WRITTEN REQUEST
Scan the material that follows. Copy every line containing the word "адренергик".

RECORDS SUPPLIED
***
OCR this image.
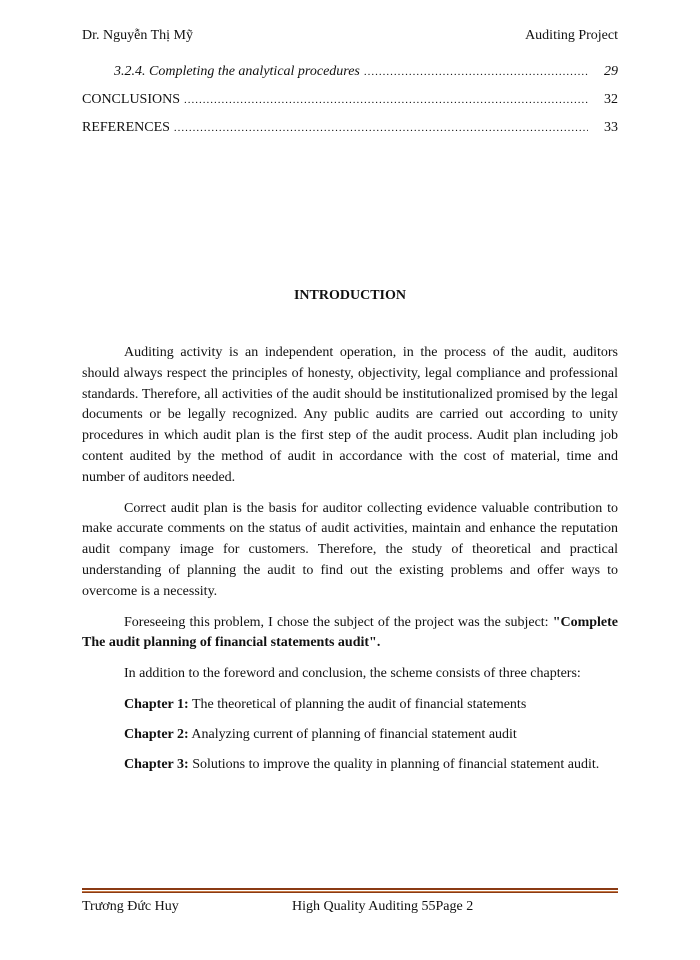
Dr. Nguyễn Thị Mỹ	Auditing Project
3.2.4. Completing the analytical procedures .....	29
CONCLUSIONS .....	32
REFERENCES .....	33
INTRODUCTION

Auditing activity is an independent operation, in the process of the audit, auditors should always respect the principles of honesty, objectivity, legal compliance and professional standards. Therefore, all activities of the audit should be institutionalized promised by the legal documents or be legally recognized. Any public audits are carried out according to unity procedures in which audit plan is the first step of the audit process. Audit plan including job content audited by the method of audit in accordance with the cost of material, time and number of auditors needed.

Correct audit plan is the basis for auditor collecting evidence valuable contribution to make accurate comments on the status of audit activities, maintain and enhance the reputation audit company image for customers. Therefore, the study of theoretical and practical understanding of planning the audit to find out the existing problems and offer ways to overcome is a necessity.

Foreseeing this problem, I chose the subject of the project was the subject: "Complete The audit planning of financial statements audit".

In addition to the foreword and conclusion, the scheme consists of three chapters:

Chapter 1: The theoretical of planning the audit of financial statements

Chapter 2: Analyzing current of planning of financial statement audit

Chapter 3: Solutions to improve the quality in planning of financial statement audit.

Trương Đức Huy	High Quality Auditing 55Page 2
***
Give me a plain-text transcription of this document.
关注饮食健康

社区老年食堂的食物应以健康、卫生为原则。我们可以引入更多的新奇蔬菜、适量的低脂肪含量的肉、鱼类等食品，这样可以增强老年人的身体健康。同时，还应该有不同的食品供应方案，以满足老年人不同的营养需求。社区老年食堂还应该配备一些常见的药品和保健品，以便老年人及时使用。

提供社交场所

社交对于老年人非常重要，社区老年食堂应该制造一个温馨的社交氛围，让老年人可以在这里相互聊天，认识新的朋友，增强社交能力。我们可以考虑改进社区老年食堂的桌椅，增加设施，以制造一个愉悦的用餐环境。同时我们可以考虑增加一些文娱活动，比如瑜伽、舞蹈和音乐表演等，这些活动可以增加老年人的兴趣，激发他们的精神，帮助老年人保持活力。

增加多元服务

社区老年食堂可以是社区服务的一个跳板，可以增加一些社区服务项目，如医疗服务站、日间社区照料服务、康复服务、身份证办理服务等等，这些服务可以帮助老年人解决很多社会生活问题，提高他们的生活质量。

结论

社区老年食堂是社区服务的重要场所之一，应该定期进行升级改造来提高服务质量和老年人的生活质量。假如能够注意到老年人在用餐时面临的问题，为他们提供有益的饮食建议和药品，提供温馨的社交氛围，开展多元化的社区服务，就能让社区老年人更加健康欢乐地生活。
***
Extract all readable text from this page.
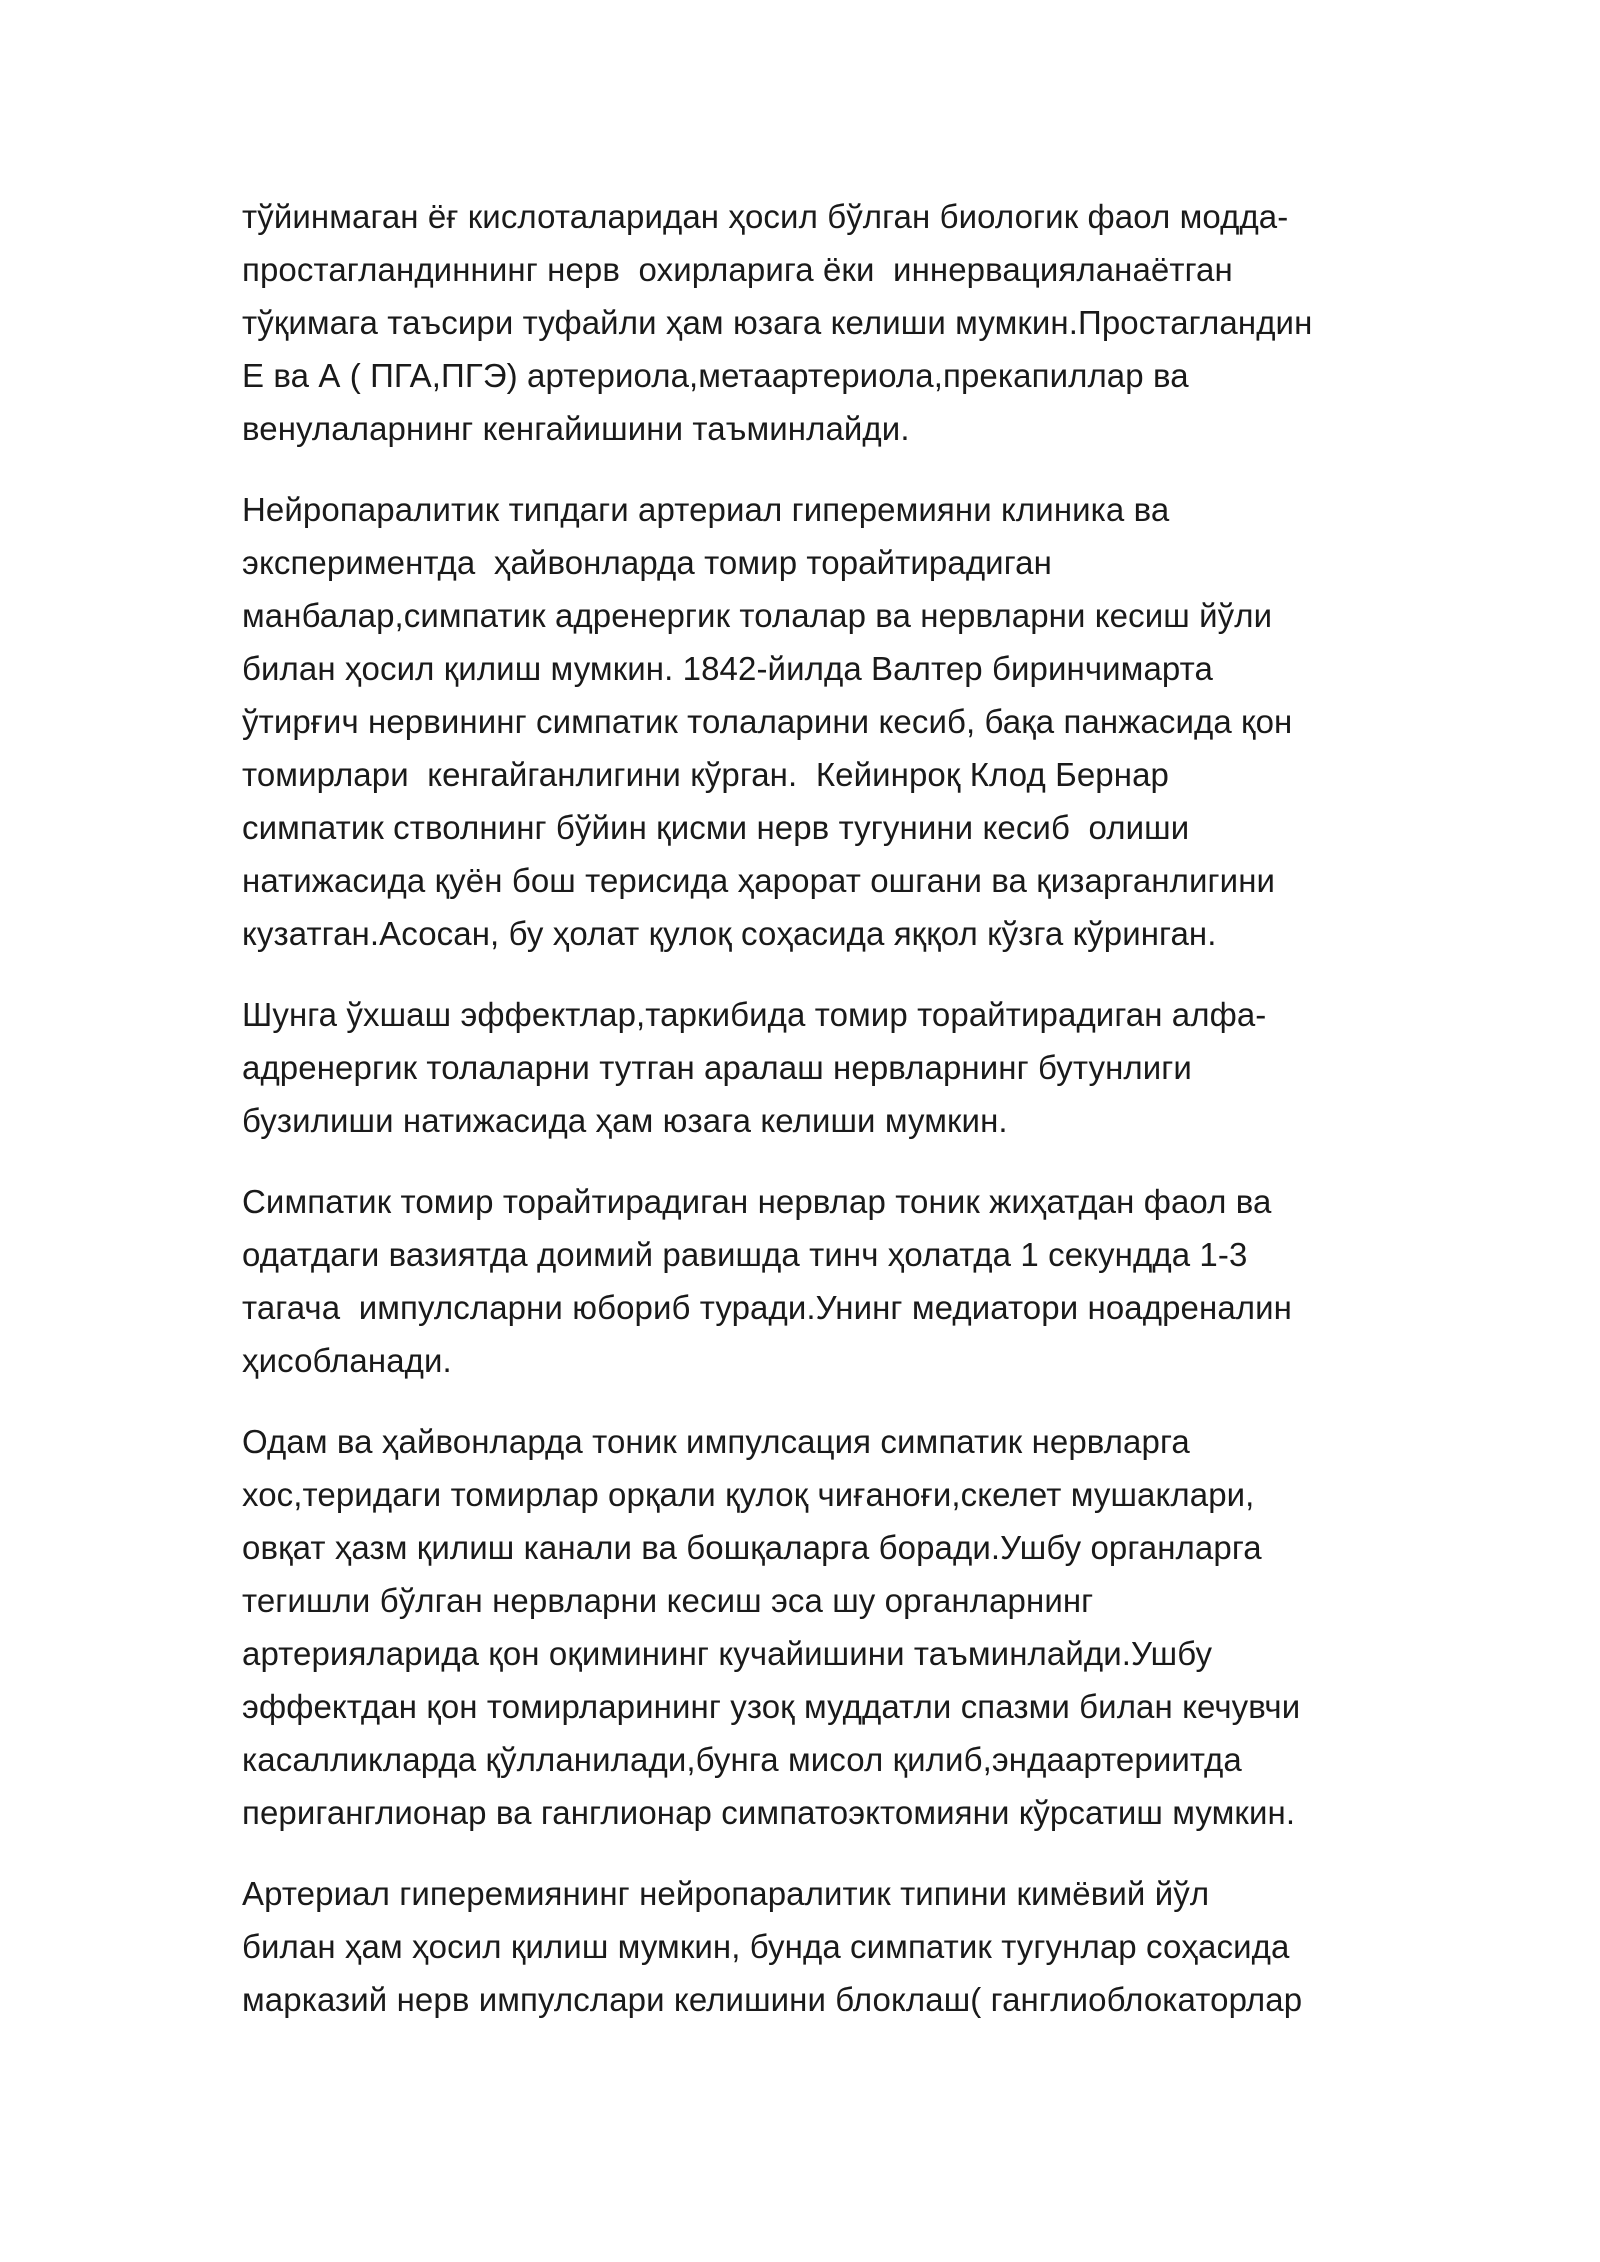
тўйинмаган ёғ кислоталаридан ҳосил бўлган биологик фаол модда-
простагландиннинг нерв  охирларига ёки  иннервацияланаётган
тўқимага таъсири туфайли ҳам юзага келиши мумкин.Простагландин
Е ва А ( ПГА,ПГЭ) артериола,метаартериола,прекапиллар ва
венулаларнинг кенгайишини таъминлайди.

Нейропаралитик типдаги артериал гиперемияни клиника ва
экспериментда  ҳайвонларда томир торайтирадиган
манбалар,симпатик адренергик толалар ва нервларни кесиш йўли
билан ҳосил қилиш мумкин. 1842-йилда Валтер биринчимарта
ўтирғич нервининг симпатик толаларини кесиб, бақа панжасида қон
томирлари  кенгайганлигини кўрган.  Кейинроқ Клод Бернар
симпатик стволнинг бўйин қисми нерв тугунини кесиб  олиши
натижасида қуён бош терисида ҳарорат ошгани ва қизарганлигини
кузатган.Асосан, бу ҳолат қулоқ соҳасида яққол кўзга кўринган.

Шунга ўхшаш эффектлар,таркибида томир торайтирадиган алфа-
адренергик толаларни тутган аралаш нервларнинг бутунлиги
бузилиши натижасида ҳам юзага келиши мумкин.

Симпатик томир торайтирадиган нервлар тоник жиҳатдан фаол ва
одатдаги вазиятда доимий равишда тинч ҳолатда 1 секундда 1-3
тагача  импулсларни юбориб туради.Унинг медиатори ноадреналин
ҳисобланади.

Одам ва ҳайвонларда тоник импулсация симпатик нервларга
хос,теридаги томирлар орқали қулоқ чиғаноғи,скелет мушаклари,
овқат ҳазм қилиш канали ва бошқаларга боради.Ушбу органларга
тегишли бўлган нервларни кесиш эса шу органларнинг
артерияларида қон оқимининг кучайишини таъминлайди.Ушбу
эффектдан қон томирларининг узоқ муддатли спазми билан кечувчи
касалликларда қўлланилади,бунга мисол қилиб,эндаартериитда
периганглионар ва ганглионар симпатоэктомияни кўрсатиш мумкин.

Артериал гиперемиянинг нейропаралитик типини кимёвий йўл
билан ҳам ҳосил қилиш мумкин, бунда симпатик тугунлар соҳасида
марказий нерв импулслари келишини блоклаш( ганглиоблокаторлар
***
EXERCISE OUTPUT
манбалар,симпатик адренергик толалар ва нервларни кесиш йўли
адренергик толаларни тутган аралаш нервларнинг бутунлиги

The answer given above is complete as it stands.